***** Data for this exercise *****
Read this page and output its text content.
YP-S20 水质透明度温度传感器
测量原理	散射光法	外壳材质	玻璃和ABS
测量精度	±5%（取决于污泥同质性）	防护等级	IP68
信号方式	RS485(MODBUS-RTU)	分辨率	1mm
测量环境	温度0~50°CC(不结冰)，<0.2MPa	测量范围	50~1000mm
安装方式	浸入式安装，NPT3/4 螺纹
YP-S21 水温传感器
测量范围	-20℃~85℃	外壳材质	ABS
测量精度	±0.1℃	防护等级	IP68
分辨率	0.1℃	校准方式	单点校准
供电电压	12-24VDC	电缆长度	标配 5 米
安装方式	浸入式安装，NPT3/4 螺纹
*****
Reproduce each entry word for word.

Read this page and output its text content.
YP-S20 水质透明度温度传感器
测量原理	散射光法	外壳材质	玻璃和ABS
测量精度	±5%（取决于污泥同质性）	防护等级	IP68
信号方式	RS485(MODBUS-RTU)	分辨率	1mm
测量环境	温度0~50°CC(不结冰)，<0.2MPa	测量范围	50~1000mm
安装方式	浸入式安装，NPT3/4 螺纹
YP-S21 水温传感器
测量范围	-20℃~85℃	外壳材质	ABS
测量精度	±0.1℃	防护等级	IP68
分辨率	0.1℃	校准方式	单点校准
供电电压	12-24VDC	电缆长度	标配 5 米
安装方式	浸入式安装，NPT3/4 螺纹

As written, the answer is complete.